_Short exercise_.
Where a line in the listing below contains the word "Perugia", copy that line.
[START]
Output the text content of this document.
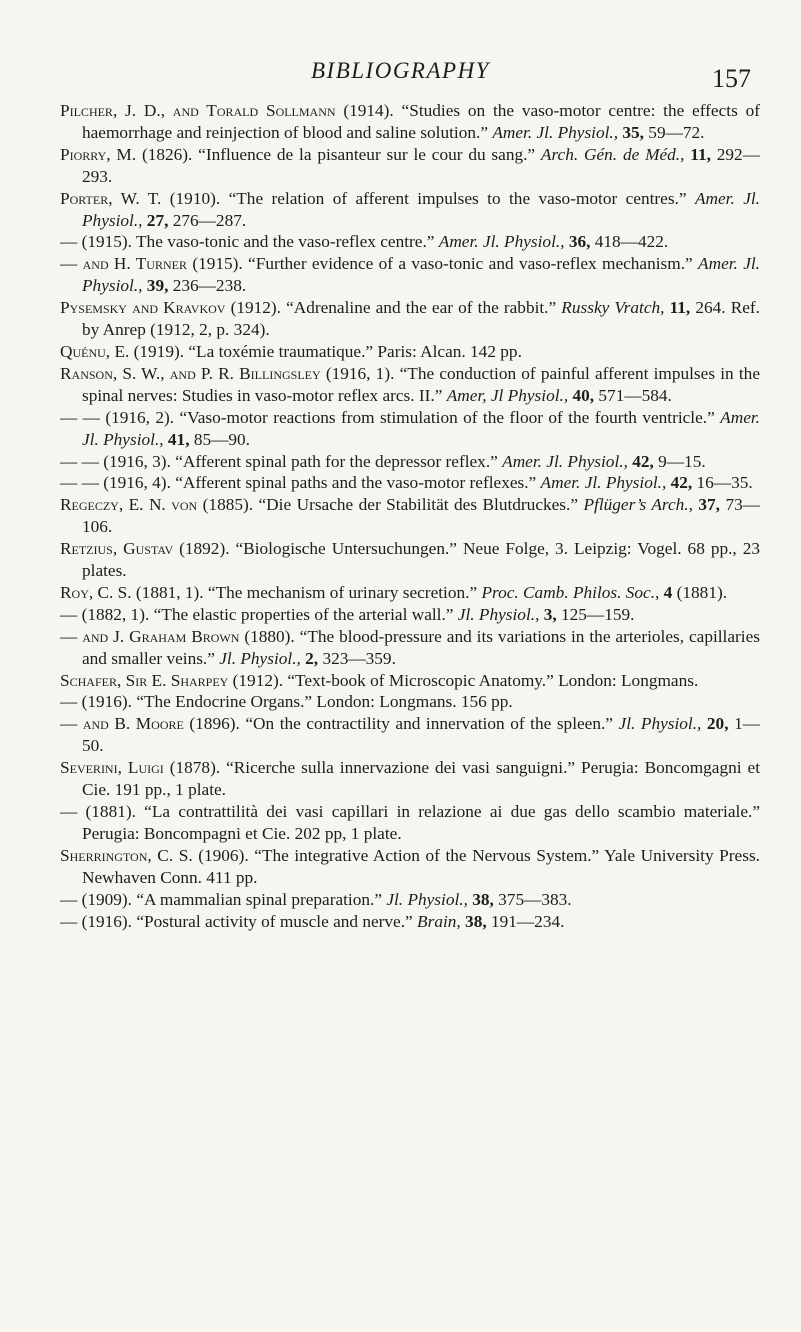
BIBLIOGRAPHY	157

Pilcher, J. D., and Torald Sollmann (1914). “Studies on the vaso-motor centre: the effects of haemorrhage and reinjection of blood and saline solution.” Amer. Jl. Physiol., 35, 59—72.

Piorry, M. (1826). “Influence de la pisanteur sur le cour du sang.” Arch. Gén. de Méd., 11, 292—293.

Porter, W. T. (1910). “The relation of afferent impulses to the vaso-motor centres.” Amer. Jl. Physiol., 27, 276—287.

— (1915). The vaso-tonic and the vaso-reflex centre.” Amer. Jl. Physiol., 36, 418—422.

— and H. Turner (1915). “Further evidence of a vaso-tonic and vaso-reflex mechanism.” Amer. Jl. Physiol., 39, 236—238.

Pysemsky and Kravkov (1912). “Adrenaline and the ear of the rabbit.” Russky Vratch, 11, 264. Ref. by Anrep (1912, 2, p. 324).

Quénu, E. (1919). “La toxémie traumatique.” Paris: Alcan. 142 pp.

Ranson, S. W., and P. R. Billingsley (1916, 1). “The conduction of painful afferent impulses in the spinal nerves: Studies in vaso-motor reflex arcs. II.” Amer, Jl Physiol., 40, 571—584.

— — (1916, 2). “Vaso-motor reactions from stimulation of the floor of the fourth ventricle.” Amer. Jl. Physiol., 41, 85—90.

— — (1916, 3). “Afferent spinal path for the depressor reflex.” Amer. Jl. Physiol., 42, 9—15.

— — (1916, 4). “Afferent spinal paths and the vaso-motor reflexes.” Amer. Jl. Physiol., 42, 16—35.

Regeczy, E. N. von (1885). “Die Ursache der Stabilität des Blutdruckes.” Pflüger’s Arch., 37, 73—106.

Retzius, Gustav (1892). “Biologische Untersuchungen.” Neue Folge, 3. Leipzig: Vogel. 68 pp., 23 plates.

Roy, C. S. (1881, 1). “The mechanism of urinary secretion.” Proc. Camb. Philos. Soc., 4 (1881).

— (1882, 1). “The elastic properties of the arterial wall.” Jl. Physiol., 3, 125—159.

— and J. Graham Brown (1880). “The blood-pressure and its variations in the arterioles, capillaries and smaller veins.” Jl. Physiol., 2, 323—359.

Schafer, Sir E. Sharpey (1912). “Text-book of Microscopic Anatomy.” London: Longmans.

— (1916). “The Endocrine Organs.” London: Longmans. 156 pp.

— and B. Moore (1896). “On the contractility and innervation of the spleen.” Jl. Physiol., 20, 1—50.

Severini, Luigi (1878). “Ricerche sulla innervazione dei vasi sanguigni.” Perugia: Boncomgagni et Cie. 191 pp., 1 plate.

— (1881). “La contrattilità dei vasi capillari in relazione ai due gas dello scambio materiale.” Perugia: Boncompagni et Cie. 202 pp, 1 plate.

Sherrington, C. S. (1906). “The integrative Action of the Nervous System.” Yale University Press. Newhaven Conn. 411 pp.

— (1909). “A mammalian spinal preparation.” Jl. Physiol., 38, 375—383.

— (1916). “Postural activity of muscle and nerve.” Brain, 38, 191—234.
[END]
[START]
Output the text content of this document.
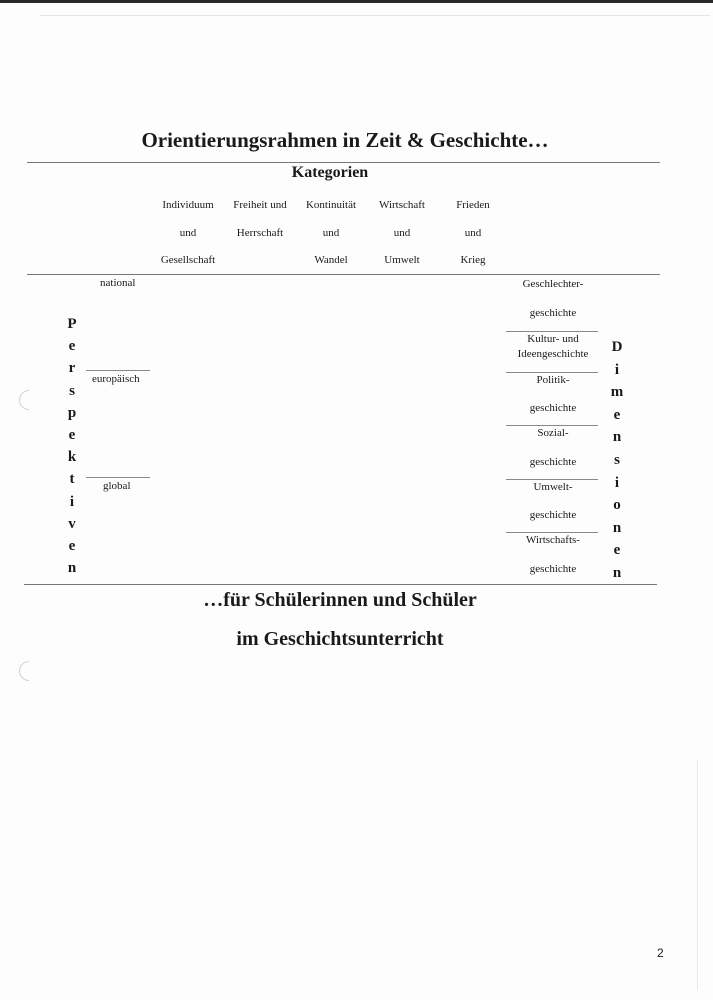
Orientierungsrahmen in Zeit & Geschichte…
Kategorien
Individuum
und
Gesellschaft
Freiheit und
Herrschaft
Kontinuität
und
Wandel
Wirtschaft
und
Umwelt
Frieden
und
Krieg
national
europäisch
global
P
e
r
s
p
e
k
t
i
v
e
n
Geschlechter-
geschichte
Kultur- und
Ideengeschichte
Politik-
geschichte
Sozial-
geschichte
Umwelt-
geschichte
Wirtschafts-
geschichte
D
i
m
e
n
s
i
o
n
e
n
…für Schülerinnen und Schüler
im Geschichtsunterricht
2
[END]
_Right answer_.
Severini, Luigi (1878). “Ricerche sulla innervazione dei vasi sanguigni.” Perugia: Boncomgagni et Cie. 191 pp., 1 plate.
— (1881). “La contrattilità dei vasi capillari in relazione ai due gas dello scambio materiale.” Perugia: Boncompagni et Cie. 202 pp, 1 plate.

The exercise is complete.